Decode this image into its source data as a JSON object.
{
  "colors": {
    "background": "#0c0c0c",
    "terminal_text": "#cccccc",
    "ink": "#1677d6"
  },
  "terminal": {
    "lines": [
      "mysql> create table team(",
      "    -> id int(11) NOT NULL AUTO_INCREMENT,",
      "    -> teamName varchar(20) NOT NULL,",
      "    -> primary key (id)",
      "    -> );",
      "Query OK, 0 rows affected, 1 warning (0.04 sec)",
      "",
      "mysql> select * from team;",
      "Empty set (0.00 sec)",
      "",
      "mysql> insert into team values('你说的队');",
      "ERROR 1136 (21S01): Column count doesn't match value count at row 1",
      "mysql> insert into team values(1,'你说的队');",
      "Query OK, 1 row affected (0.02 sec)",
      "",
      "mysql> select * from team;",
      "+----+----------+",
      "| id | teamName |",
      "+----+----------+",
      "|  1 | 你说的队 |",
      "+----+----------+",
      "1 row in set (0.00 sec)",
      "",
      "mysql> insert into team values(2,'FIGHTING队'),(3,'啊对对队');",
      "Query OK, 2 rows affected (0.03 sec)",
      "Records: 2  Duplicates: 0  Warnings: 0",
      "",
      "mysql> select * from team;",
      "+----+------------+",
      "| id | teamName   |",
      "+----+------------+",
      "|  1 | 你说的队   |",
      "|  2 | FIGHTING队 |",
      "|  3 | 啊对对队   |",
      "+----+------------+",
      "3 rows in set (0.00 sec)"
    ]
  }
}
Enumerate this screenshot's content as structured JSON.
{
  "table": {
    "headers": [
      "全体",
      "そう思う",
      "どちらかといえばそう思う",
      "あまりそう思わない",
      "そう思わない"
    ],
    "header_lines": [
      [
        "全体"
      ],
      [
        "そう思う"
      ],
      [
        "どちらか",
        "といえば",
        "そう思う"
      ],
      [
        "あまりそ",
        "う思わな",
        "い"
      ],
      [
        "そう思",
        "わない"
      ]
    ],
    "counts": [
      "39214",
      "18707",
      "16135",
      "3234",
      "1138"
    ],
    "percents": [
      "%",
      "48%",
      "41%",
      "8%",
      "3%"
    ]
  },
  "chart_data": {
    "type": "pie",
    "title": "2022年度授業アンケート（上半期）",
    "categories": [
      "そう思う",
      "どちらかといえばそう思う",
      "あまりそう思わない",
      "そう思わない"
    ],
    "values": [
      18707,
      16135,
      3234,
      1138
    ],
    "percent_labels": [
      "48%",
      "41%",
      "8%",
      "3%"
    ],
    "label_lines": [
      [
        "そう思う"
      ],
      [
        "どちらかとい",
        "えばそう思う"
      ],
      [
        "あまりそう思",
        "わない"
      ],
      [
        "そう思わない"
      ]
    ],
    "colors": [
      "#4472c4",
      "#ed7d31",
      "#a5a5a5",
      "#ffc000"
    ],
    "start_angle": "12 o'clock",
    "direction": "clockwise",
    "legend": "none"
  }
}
::::::::
From the listing above, return each line with the word "teamName".

■ **Answer in full**
      "    -> teamName varchar(20) NOT NULL,",
      "| id | teamName |",
      "| id | teamName   |",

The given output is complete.